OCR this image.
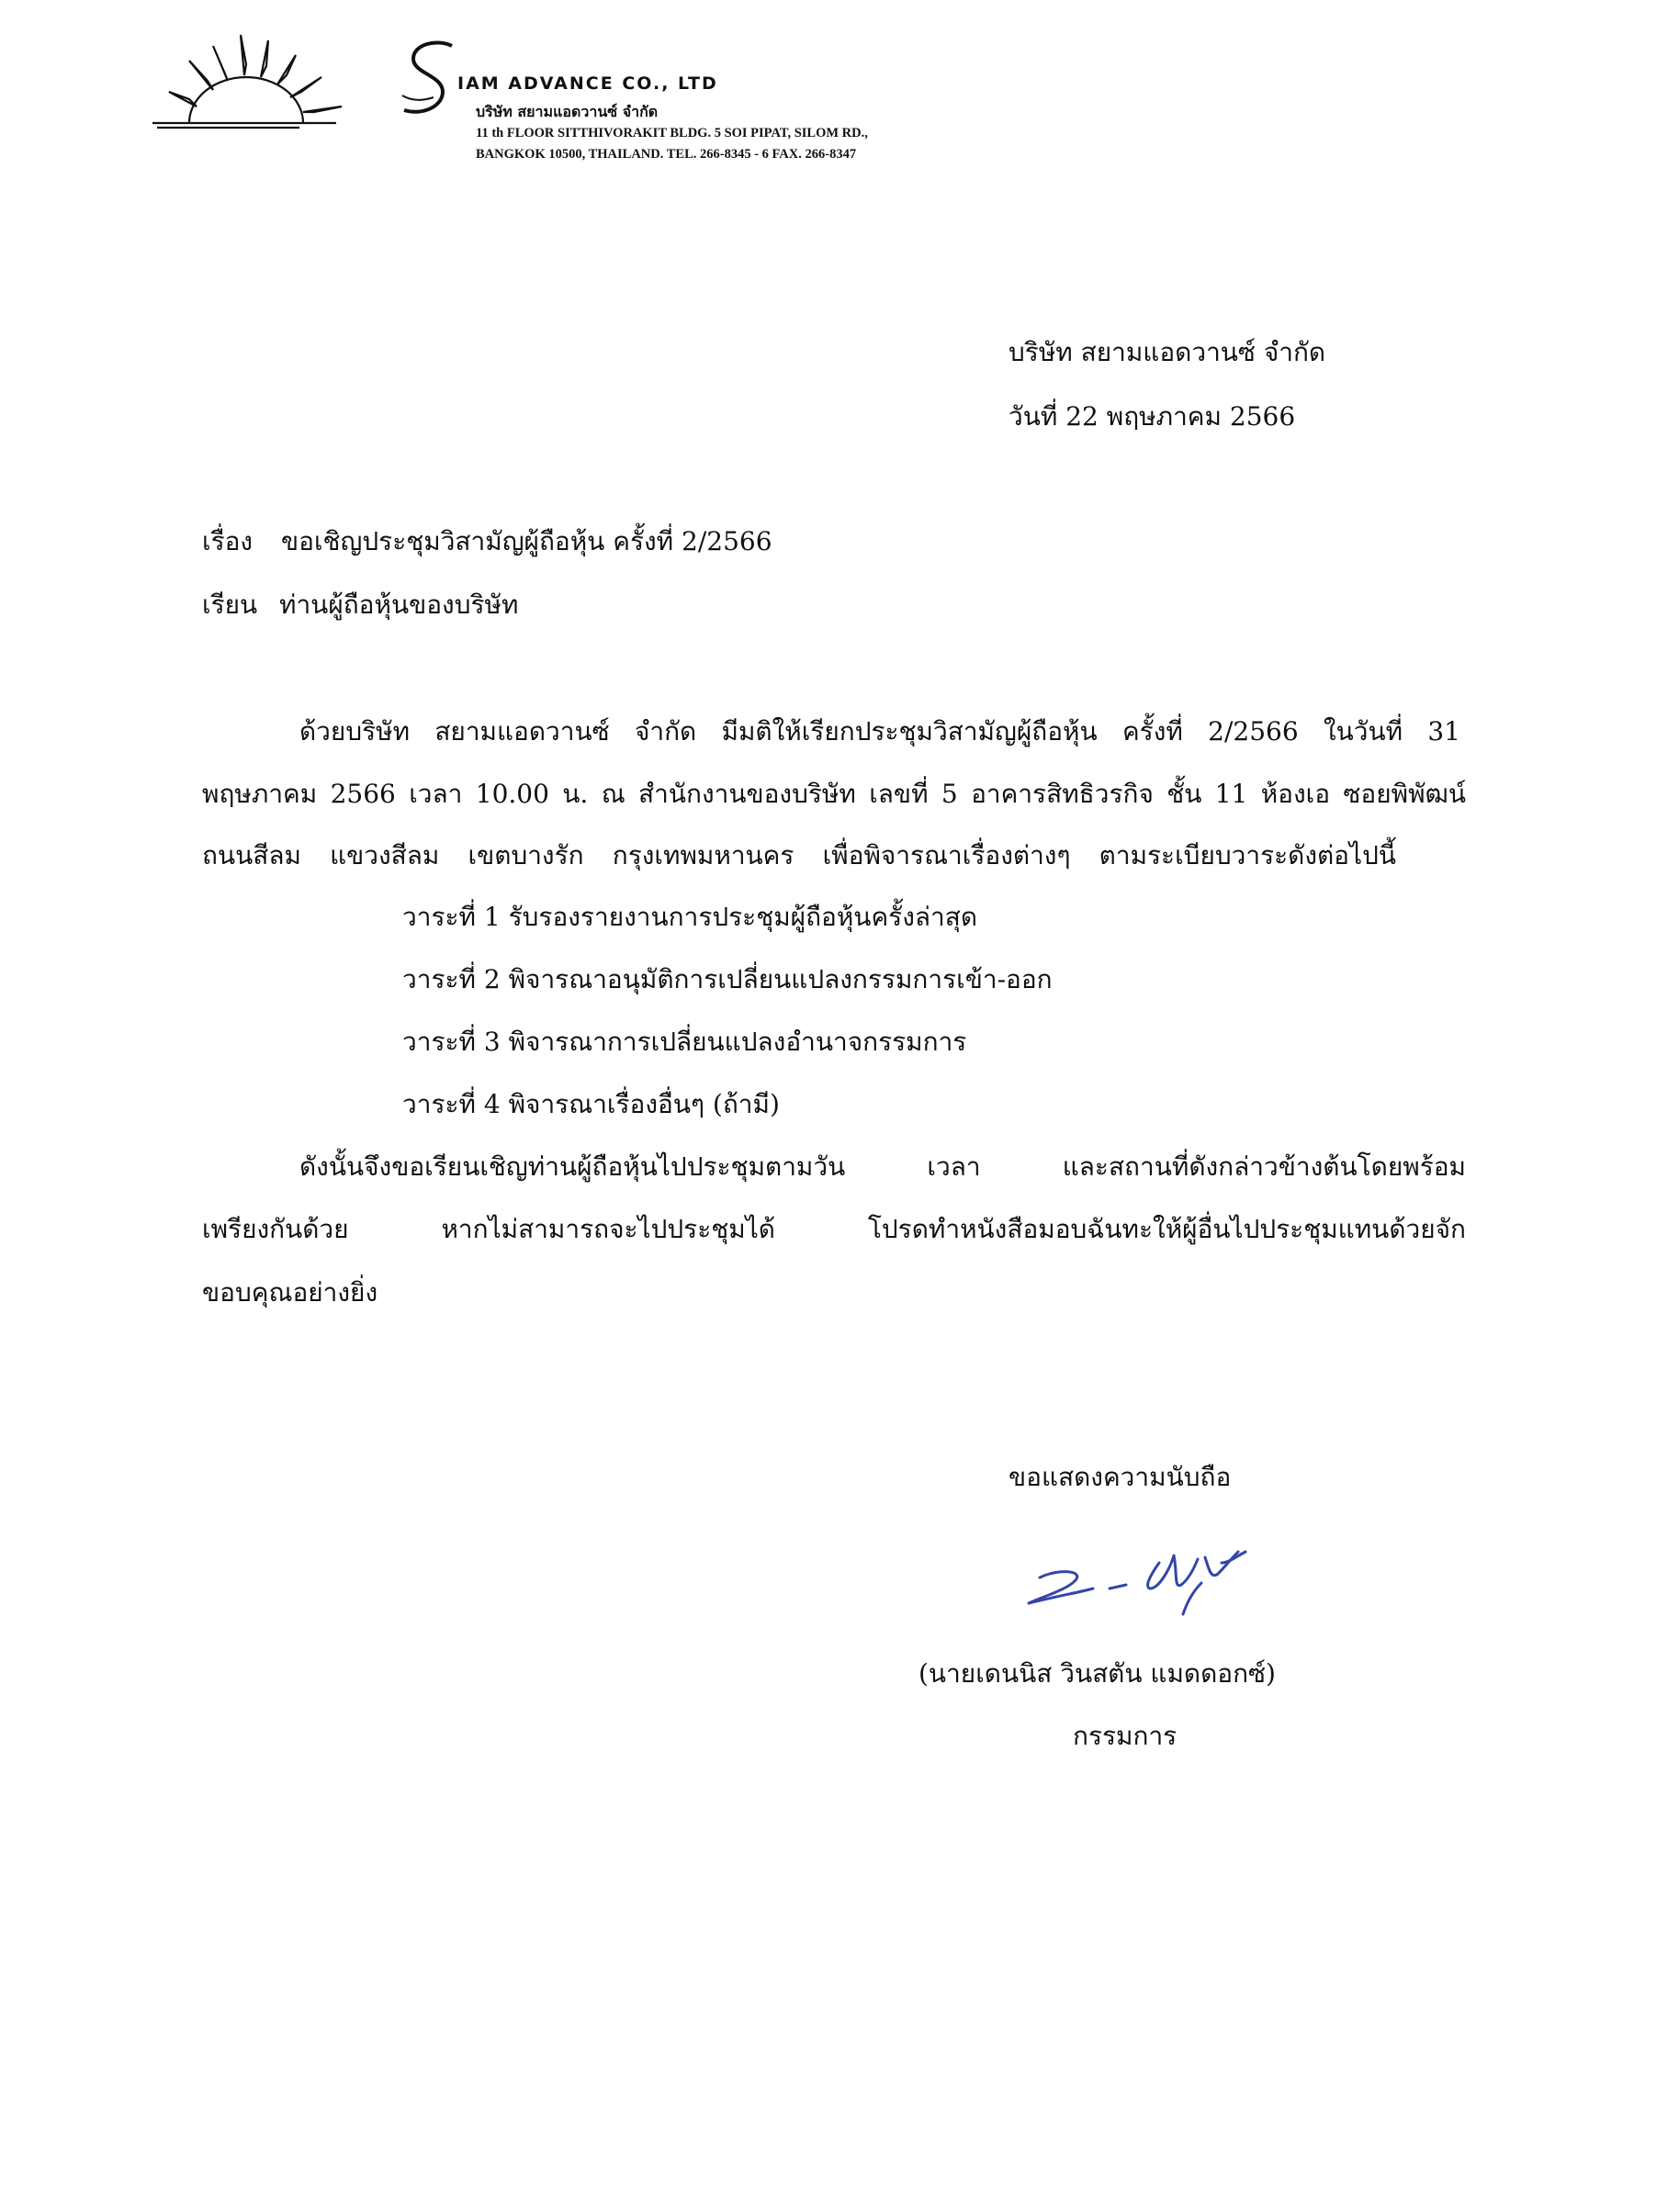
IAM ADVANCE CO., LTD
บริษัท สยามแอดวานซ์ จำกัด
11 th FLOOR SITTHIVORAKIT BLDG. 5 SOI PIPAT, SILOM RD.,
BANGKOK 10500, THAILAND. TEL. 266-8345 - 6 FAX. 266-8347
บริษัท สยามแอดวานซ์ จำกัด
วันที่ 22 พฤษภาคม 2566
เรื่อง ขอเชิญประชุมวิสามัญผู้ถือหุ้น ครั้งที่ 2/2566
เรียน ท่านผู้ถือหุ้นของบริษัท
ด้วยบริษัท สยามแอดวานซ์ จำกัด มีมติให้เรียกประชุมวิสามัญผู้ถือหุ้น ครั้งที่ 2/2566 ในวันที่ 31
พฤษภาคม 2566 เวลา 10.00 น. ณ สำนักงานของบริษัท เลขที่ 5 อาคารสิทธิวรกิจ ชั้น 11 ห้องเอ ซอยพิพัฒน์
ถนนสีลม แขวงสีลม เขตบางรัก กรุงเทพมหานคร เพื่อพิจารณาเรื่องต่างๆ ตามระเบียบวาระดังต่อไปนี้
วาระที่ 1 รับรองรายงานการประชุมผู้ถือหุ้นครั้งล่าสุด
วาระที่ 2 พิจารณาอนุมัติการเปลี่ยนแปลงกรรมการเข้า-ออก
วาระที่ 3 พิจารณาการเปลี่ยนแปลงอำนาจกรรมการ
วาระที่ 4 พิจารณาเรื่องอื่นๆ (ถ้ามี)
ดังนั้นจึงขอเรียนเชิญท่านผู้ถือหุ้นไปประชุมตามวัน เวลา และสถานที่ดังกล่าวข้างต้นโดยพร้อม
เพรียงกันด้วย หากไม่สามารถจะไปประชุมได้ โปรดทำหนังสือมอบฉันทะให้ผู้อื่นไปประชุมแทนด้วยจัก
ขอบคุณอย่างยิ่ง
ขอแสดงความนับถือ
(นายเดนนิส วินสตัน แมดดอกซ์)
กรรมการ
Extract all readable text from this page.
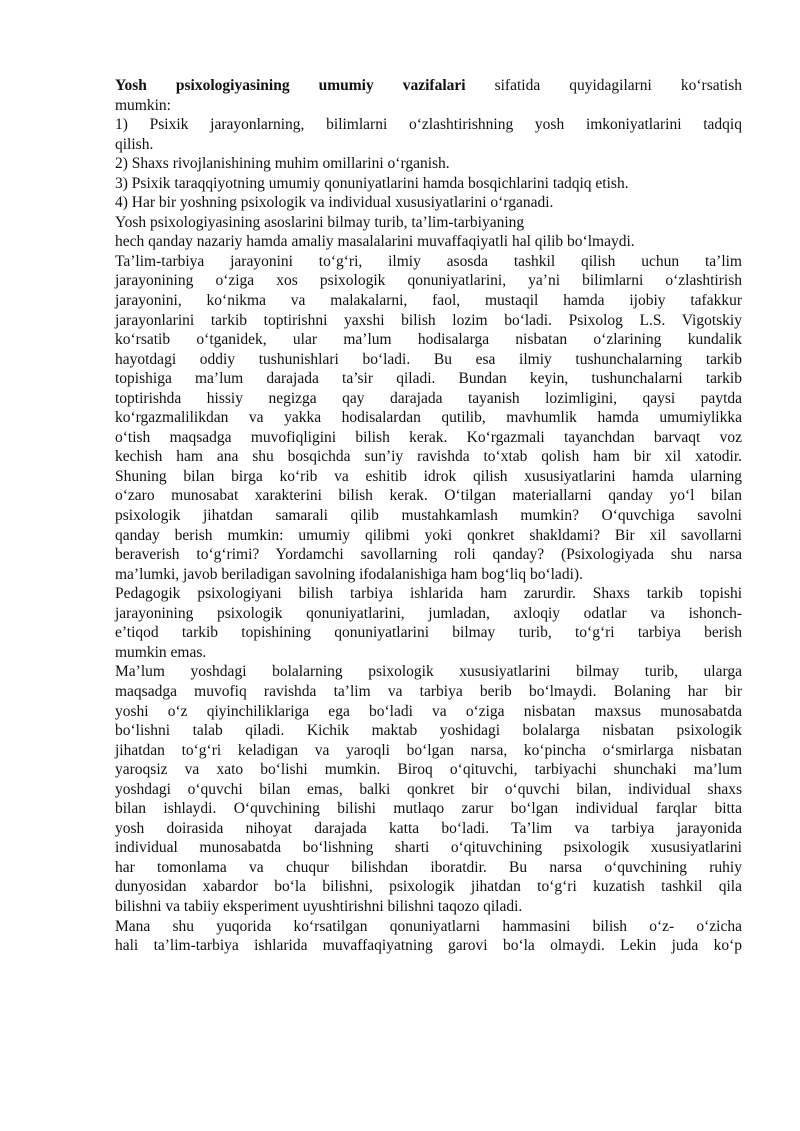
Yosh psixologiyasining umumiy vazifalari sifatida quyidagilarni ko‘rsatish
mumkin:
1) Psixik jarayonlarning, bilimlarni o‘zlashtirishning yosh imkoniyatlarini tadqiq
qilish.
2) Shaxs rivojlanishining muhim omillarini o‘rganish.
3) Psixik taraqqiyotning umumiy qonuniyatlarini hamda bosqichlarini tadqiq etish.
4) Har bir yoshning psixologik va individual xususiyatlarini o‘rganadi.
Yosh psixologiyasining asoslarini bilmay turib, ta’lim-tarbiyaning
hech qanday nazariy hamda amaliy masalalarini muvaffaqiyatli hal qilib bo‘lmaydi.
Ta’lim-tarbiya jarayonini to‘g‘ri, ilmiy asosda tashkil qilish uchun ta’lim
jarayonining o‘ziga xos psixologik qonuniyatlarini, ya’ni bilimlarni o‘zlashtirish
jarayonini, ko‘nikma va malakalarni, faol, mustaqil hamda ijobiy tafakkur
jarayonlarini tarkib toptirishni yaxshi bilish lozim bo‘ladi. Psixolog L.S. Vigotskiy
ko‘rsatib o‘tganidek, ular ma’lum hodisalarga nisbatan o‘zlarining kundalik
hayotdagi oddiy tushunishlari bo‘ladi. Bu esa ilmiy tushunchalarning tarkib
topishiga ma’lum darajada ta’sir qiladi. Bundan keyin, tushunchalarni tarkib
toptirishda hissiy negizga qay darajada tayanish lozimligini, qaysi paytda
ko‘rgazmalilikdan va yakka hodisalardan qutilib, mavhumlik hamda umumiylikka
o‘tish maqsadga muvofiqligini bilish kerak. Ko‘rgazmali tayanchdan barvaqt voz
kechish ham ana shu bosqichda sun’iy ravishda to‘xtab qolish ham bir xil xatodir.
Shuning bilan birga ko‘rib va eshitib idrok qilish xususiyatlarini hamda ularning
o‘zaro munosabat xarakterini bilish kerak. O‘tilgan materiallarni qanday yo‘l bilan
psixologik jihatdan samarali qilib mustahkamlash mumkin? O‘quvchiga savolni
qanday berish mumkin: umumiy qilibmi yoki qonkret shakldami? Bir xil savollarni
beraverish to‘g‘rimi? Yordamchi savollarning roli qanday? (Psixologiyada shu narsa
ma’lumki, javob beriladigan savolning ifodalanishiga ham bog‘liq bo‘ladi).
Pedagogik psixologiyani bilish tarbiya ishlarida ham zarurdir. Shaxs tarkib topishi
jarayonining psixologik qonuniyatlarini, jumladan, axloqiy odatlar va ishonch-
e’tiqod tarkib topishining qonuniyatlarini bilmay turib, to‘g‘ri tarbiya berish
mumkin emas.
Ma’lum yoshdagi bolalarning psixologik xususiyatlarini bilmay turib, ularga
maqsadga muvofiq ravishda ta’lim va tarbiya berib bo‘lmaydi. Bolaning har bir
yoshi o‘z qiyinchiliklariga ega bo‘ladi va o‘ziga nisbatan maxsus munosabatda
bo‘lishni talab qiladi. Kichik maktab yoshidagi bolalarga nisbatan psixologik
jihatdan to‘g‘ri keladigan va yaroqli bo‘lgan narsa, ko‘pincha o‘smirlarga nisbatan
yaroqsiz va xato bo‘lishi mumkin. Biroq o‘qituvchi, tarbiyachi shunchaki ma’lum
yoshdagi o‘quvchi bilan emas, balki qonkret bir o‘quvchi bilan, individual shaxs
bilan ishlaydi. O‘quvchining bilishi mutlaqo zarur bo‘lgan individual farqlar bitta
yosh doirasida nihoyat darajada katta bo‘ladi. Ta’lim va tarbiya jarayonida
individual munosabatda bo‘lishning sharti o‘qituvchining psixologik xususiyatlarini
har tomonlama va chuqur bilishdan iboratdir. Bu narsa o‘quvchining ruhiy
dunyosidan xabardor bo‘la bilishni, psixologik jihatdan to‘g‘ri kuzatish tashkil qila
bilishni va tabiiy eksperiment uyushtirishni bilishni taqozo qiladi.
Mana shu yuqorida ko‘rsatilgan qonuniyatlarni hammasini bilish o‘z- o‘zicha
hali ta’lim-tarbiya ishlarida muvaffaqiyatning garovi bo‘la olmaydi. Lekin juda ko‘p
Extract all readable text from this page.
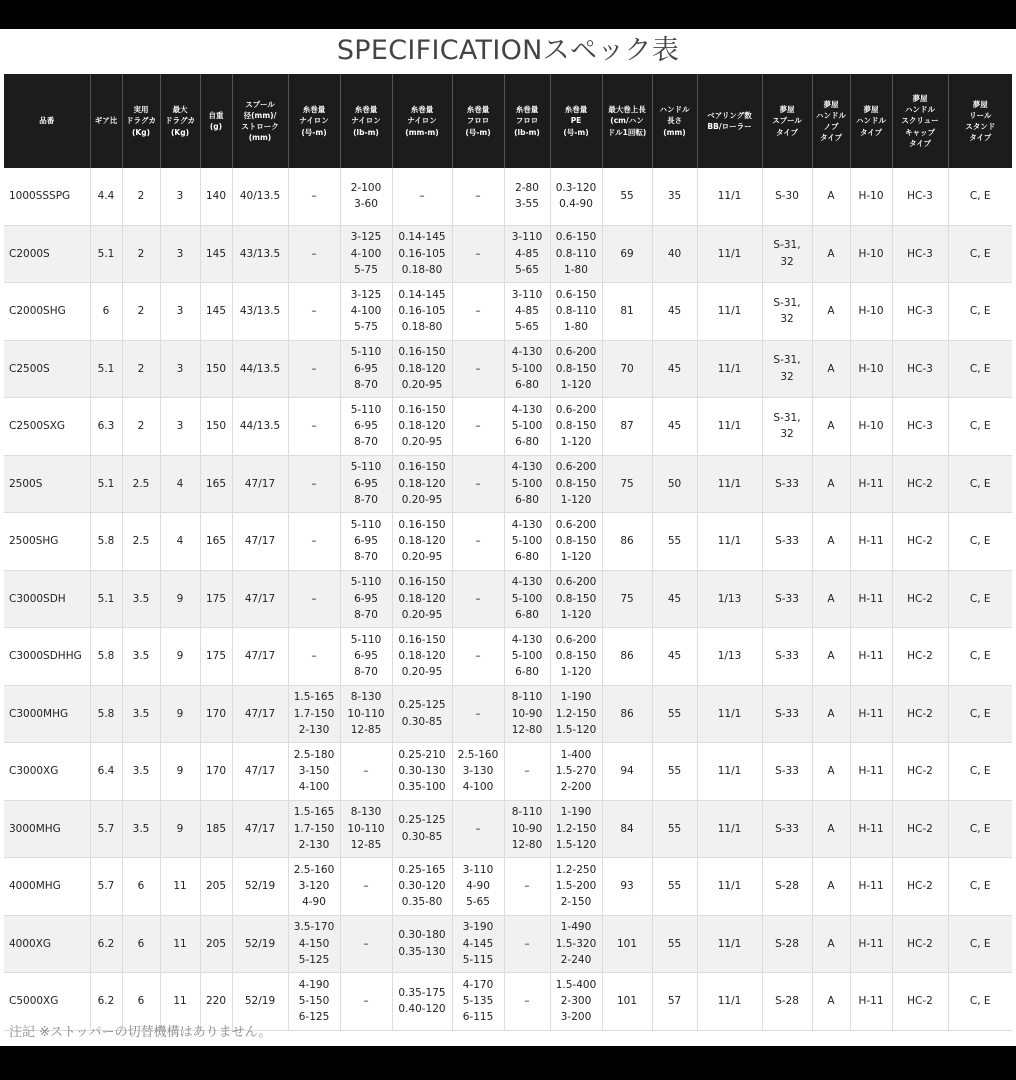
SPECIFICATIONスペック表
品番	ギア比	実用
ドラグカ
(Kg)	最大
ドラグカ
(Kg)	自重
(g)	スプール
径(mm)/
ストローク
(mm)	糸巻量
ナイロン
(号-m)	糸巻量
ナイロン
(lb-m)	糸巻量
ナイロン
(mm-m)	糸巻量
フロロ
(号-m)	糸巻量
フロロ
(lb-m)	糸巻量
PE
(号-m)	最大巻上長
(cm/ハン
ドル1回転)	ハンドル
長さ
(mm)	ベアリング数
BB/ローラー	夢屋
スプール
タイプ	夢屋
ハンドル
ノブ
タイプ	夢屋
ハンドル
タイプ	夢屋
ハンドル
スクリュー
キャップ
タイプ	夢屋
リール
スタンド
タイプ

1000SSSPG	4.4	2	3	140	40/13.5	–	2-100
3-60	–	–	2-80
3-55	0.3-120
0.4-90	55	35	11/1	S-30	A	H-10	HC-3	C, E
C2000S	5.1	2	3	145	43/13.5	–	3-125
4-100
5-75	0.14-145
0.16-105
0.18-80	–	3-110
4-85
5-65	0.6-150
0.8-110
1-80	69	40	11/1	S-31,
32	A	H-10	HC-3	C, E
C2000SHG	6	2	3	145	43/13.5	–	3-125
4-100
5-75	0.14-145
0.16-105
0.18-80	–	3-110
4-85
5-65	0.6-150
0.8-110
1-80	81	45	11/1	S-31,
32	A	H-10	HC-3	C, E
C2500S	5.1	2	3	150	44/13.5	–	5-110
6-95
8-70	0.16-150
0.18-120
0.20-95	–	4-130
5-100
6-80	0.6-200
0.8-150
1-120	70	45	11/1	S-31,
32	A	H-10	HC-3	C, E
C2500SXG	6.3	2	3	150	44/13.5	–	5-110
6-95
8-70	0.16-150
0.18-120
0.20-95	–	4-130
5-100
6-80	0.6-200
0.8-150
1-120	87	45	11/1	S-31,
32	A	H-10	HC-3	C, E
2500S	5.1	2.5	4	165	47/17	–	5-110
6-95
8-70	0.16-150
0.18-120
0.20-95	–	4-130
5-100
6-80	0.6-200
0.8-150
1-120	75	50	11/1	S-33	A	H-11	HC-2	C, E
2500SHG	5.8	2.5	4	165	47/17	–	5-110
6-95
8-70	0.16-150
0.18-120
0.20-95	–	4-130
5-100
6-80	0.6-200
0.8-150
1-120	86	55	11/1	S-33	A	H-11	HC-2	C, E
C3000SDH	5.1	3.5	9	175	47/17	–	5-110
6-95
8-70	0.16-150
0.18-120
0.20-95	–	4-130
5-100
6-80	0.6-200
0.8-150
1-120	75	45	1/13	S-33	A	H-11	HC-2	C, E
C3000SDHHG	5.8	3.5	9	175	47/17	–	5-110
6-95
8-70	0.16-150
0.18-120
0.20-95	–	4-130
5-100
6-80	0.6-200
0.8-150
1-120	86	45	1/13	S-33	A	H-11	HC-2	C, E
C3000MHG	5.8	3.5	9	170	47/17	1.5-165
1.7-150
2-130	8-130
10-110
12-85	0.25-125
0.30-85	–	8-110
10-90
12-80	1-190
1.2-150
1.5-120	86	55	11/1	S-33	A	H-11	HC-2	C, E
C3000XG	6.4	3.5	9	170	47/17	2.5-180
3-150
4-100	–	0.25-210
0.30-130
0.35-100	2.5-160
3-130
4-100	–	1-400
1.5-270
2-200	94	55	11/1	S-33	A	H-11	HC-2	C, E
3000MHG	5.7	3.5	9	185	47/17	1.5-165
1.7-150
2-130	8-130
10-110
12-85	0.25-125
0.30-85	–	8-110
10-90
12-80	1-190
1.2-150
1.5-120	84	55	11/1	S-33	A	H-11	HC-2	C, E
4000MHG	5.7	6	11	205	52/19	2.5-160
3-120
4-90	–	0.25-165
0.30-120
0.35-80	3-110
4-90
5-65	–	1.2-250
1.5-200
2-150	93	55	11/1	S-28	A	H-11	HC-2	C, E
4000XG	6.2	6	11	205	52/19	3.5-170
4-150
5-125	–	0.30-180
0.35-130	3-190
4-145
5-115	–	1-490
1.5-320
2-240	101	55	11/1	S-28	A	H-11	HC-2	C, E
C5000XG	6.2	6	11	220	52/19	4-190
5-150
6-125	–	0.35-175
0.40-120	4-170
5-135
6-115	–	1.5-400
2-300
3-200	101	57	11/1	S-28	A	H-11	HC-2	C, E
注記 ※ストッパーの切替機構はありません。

--- Directive ---
Copy each line of the data that contains the word "munosabatda".

--- Exercise response ---
yoshi o‘z qiyinchiliklariga ega bo‘ladi va o‘ziga nisbatan maxsus munosabatda
individual munosabatda bo‘lishning sharti o‘qituvchining psixologik xususiyatlarini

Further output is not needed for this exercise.